- Requirement
Write out every entry, unchanged. Skip any picture.

- Records provided

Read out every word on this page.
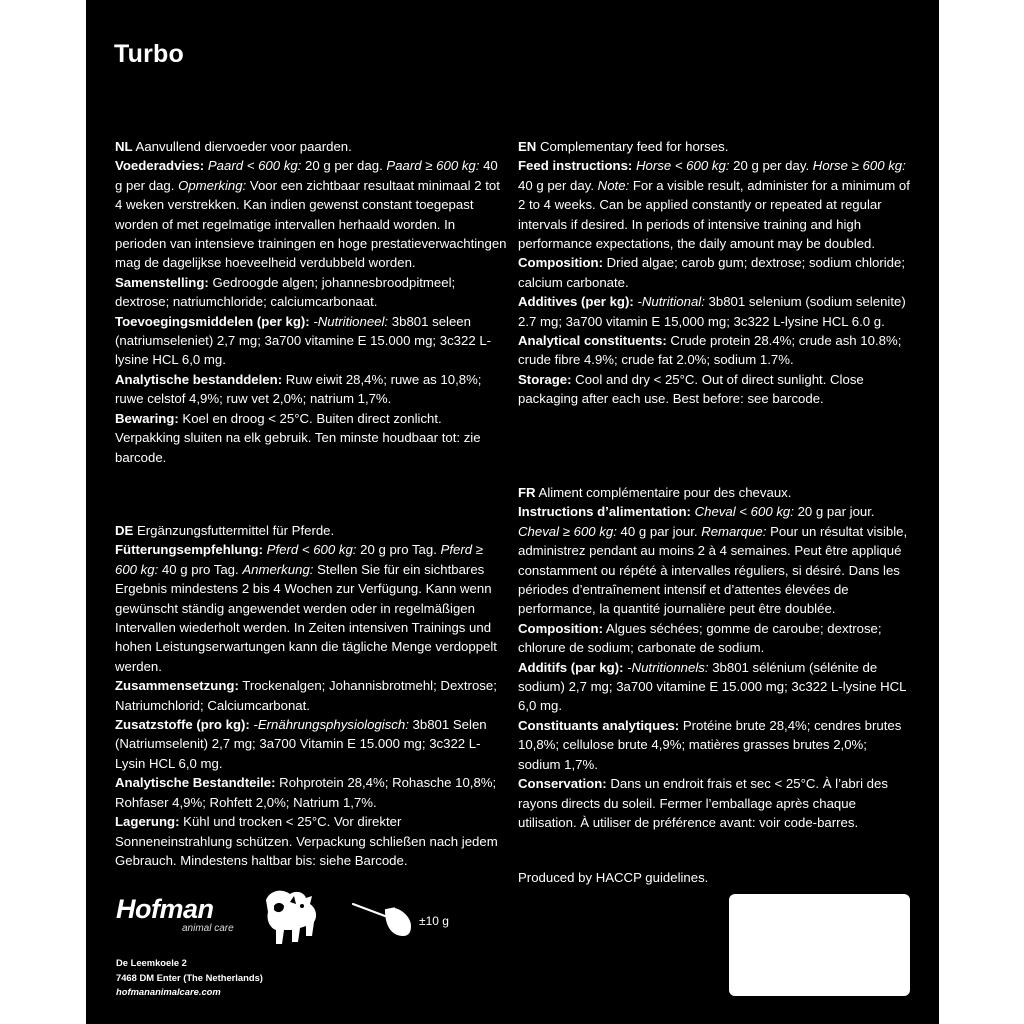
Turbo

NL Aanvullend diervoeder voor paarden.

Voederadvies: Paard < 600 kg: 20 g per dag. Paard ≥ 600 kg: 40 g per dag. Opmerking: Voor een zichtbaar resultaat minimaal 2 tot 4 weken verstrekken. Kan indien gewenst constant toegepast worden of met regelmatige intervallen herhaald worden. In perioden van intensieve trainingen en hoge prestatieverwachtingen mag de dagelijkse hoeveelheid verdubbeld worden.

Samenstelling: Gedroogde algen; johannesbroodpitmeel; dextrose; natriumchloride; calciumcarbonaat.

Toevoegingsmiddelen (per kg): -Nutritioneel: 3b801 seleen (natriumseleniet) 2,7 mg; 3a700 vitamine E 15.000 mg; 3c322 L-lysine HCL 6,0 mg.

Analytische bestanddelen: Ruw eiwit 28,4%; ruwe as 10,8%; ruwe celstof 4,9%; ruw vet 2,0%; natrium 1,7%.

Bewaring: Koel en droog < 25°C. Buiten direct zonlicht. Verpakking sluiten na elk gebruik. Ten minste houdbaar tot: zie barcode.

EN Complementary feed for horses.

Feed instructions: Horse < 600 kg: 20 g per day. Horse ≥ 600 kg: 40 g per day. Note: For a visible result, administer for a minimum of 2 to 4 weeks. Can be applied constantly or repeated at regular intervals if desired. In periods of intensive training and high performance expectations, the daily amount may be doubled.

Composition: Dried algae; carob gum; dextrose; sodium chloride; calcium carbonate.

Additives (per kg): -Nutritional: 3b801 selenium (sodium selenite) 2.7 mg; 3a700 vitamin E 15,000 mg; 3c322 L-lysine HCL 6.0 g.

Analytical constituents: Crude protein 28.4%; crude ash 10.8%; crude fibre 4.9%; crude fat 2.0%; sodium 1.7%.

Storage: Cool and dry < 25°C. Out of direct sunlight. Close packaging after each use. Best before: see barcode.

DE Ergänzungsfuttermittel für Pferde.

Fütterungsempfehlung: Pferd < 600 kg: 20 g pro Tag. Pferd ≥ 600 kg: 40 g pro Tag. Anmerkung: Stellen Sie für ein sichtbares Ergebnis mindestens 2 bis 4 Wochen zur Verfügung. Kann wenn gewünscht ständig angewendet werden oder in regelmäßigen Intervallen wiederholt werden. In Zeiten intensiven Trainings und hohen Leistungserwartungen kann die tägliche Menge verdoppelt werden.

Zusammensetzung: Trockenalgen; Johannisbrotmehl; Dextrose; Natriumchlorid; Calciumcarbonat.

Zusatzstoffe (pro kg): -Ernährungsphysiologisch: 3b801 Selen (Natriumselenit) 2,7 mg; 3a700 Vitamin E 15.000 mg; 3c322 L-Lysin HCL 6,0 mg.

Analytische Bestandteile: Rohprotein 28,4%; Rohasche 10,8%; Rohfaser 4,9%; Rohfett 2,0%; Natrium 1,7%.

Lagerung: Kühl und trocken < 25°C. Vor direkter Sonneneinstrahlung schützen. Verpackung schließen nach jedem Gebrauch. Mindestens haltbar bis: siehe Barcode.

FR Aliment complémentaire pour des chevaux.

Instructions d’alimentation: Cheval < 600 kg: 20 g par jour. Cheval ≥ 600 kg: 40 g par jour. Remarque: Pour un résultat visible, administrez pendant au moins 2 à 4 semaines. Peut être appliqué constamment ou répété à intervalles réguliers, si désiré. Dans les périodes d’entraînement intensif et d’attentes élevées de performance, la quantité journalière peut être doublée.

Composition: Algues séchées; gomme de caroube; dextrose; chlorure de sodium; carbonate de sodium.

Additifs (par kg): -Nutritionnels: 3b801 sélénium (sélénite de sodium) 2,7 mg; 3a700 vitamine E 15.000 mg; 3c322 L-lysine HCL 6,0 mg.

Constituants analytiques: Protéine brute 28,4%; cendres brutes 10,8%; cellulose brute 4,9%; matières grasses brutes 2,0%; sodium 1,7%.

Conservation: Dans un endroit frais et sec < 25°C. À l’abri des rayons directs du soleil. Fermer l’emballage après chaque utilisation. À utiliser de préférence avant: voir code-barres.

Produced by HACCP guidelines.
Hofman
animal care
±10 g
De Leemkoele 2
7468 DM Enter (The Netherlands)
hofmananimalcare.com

- Solution to the exercise
Read out every word on this page.
Turbo

NL Aanvullend diervoeder voor paarden.

Voederadvies: Paard < 600 kg: 20 g per dag. Paard ≥ 600 kg: 40 g per dag. Opmerking: Voor een zichtbaar resultaat minimaal 2 tot 4 weken verstrekken. Kan indien gewenst constant toegepast worden of met regelmatige intervallen herhaald worden. In perioden van intensieve trainingen en hoge prestatieverwachtingen mag de dagelijkse hoeveelheid verdubbeld worden.

Samenstelling: Gedroogde algen; johannesbroodpitmeel; dextrose; natriumchloride; calciumcarbonaat.

Toevoegingsmiddelen (per kg): -Nutritioneel: 3b801 seleen (natriumseleniet) 2,7 mg; 3a700 vitamine E 15.000 mg; 3c322 L-lysine HCL 6,0 mg.

Analytische bestanddelen: Ruw eiwit 28,4%; ruwe as 10,8%; ruwe celstof 4,9%; ruw vet 2,0%; natrium 1,7%.

Bewaring: Koel en droog < 25°C. Buiten direct zonlicht. Verpakking sluiten na elk gebruik. Ten minste houdbaar tot: zie barcode.

EN Complementary feed for horses.

Feed instructions: Horse < 600 kg: 20 g per day. Horse ≥ 600 kg: 40 g per day. Note: For a visible result, administer for a minimum of 2 to 4 weeks. Can be applied constantly or repeated at regular intervals if desired. In periods of intensive training and high performance expectations, the daily amount may be doubled.

Composition: Dried algae; carob gum; dextrose; sodium chloride; calcium carbonate.

Additives (per kg): -Nutritional: 3b801 selenium (sodium selenite) 2.7 mg; 3a700 vitamin E 15,000 mg; 3c322 L-lysine HCL 6.0 g.

Analytical constituents: Crude protein 28.4%; crude ash 10.8%; crude fibre 4.9%; crude fat 2.0%; sodium 1.7%.

Storage: Cool and dry < 25°C. Out of direct sunlight. Close packaging after each use. Best before: see barcode.

DE Ergänzungsfuttermittel für Pferde.

Fütterungsempfehlung: Pferd < 600 kg: 20 g pro Tag. Pferd ≥ 600 kg: 40 g pro Tag. Anmerkung: Stellen Sie für ein sichtbares Ergebnis mindestens 2 bis 4 Wochen zur Verfügung. Kann wenn gewünscht ständig angewendet werden oder in regelmäßigen Intervallen wiederholt werden. In Zeiten intensiven Trainings und hohen Leistungserwartungen kann die tägliche Menge verdoppelt werden.

Zusammensetzung: Trockenalgen; Johannisbrotmehl; Dextrose; Natriumchlorid; Calciumcarbonat.

Zusatzstoffe (pro kg): -Ernährungsphysiologisch: 3b801 Selen (Natriumselenit) 2,7 mg; 3a700 Vitamin E 15.000 mg; 3c322 L-Lysin HCL 6,0 mg.

Analytische Bestandteile: Rohprotein 28,4%; Rohasche 10,8%; Rohfaser 4,9%; Rohfett 2,0%; Natrium 1,7%.

Lagerung: Kühl und trocken < 25°C. Vor direkter Sonneneinstrahlung schützen. Verpackung schließen nach jedem Gebrauch. Mindestens haltbar bis: siehe Barcode.

FR Aliment complémentaire pour des chevaux.

Instructions d’alimentation: Cheval < 600 kg: 20 g par jour. Cheval ≥ 600 kg: 40 g par jour. Remarque: Pour un résultat visible, administrez pendant au moins 2 à 4 semaines. Peut être appliqué constamment ou répété à intervalles réguliers, si désiré. Dans les périodes d’entraînement intensif et d’attentes élevées de performance, la quantité journalière peut être doublée.

Composition: Algues séchées; gomme de caroube; dextrose; chlorure de sodium; carbonate de sodium.

Additifs (par kg): -Nutritionnels: 3b801 sélénium (sélénite de sodium) 2,7 mg; 3a700 vitamine E 15.000 mg; 3c322 L-lysine HCL 6,0 mg.

Constituants analytiques: Protéine brute 28,4%; cendres brutes 10,8%; cellulose brute 4,9%; matières grasses brutes 2,0%; sodium 1,7%.

Conservation: Dans un endroit frais et sec < 25°C. À l’abri des rayons directs du soleil. Fermer l’emballage après chaque utilisation. À utiliser de préférence avant: voir code-barres.

Produced by HACCP guidelines.
Hofman
animal care
±10 g
De Leemkoele 2
7468 DM Enter (The Netherlands)
hofmananimalcare.com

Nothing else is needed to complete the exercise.